Montana is known for its natural abundance. Our state is home to incredible wildlife, our hills contain rich mineral deposits and our waters flow all the way to the Atlantic and Pacific Oceans. This natural abundance also upholds Montana’s vibrant business economy – timber and ore provide the raw materials for lumber and mining, fish and wildlife sustain our sport economy, healthy soil and ample precipitation make farming and ranching possible, and our rivers, parks and forests bring as many as 12.6 million tourists to our state. One might go so far as to say that Montana’s economy hinges upon nature.

But Montana’s natural bounty – and business economy – is not immune to the global threats of climate change, biodiversity loss, land degradation, pollution and invasive species. As the World Economic Forum stated in its 2020 report, “Nature Risk Rising: Why the Crisis Engulfing Nature Matters for Business and the Economy,” more than half of global GDP, or roughly $44 trillion, is moderately or highly dependent on nature and its services, and therefore exposed to risks from nature loss.

In Montana, these risks include wildfire, drought, hot weather and species loss. In 2021, nearly 1 million acres of land burned due to rampant wildfire, affecting air quality, tourism, health and wildlife. By midsummer, more than 90% of the state was already experiencing abnormally dry to extreme drought conditions with a prediction for the situation to worsen through August – again affecting agricultural producers and others reliant on water.

As a result of these dependencies on nature, forward-looking business and government leaders across the globe are increasingly calibrating their companies’ and agencies’ environmental dependencies in the same monetary metrics as other economic decisions. Called “natural capital accounting,” this movement seeks to address the growing environmental challenges businesses face by identifying, assessing, and disclosing the financial materiality of nature-related risks to business, financial institutions, asset owners, regulators and governments.

In describing the concept, Capitals Coalition CEO Mark Gough said, “Whether we’re talking about intellectual capital, manufactured capital, and the natural… social, human, all of these have the same fundamental basis. You look at them as a resource that if you invest in, you get a return. You don’t invest in them, you lose the capital, and it stops providing you the benefits that it was [providing] before. So, fundamentally underpinning it all [natural capital valuations] is a very simple concept really, that we should invest in the things that we value.”

Data lines »
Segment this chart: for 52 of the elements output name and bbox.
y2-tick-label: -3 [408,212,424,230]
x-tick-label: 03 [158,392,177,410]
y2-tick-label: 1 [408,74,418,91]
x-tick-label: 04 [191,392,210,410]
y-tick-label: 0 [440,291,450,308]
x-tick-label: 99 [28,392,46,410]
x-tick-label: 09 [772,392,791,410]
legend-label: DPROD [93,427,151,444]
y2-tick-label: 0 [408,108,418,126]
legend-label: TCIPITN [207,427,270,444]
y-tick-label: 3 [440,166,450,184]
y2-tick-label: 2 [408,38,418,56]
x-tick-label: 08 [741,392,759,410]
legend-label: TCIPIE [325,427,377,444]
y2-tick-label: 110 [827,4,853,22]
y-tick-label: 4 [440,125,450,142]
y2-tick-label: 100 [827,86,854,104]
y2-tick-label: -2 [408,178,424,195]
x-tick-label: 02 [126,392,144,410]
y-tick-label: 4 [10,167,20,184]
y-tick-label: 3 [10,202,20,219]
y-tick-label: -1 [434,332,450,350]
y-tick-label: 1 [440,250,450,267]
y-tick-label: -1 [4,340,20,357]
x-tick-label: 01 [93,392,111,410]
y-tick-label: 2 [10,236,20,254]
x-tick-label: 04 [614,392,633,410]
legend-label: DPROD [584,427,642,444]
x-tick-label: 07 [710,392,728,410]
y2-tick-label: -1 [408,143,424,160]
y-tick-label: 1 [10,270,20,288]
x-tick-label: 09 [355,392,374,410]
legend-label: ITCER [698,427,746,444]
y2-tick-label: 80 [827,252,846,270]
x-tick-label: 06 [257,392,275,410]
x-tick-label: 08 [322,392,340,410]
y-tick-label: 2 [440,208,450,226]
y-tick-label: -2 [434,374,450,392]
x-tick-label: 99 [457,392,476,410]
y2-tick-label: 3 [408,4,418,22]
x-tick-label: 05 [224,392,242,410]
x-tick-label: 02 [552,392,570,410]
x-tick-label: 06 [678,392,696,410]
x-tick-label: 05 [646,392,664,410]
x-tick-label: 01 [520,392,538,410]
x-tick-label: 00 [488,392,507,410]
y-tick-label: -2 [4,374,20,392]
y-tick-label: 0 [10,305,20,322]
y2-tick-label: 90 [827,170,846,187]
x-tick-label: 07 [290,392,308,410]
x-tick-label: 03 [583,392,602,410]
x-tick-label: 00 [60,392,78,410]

Written tasks »
1: According to the passage on Montana's nature-dependent economy, about how many acres of land burned in the state in 2021?
2: Resume the passage on Montana's nature-dependent economy, picking up right after its final sentence.

Expected results »
1: Nearly 1 million acres.

2:
Like financial capital, natural capital can present both opportunity and threat. Understanding a business’s economic impacts and dependencies on nature is critical to planning for a vibrant future. Calibrating environmental impacts and dependencies in monetary terms allows companies to align their long-term strategic interests with environmental dependencies. Companies are changing the way they work with suppliers to ensure a dependable stream of raw material inputs. For example, a dairy company that relies on independent farmers for milk pays a premium to those farmers who proactively protect soil and water health.

Natural Capital Valuations

Resources that provide essential benefits to businesses and society are often referred to as “natural capital,” and the functions nature provides are termed “ecosystem services.” Natural capital includes both tangible goods, such as timber and mineral deposits, as well as services, such as absorption of rain waters by soil, storage of flood waters by wetlands, sequestration of carbon in forests, crop pollination by insects, and dilution and assimilation of wastes by rivers. Natural capital accounting tackles both impacts and dependencies, with impacts generally referring to how a company’s business operations affect the natural environment (e.g., through air or water pollution, negative impacts on soil, biodiversity, etc.), and dependencies referencing the resources and natural functions a company relies on to run its business (e.g., raw materials and a healthy atmosphere).

For some, the very idea of measuring nature as a type of capital is problematic. Does such an approach commodify nature? Will assessing an economic value on natural assets undermine their intrinsic value, turning the natural world into a subsidiary of the corporate economy? How can one value an asset where its true value is apparent only when it is part of a coherent whole, such as the role of soil and water in rivers and fisheries?

Here we argue that providing even an imperfect valuation of nature is preferred to regarding its goods and services as free. The inherent economic invisibility of nature has contributed to its ongoing degradation, and making environmental impacts transparent is a way to reverse this decline. This philosophy is consistent with the well-known business mantra, “If you can’t measure it, you can’t manage it.” When companies understand the financial impact of environmental dependencies, they can invest in innovative strategies that not only reduce risk but also protect natural resources, mitigate climate impact and deliver returns in unexpected ways.

The Natural Capital Protocol

A variety of tools and approaches for economic valuations of nature exist. This article briefly reviews one of the major tools, the Natural Capital Protocol and offers insights for Montana businesses and government agencies.

The first stage of the protocol – getting started – addresses why companies are undertaking the valuation effort, with reasons often including risk management, cost savings, and/or marketplace responsiveness. Providing an economic assessment of natural capital places environmental impacts on a level playing field with other business decisions, elevating a topic like water quality or soil health to the same level as other raw materials and costs. In addition, communicating these impacts and dependencies on nature in economic terms makes it harder for senior management to ignore their importance.

The second stage – scoping – outlines the specific objectives, boundaries and materiality assessments of the key environmental impacts. Here, the goal is to identify where natural capital assessments are likely to yield new insights. For example, if the valuation process is likely to merely reinforce or confirm insights the company has already, such as knowing carbon impacts, then doing a financial measure of those impacts might not be worthwhile. Alternatively, using a materiality screen can help identify high impact areas where the valuation will provide new insights.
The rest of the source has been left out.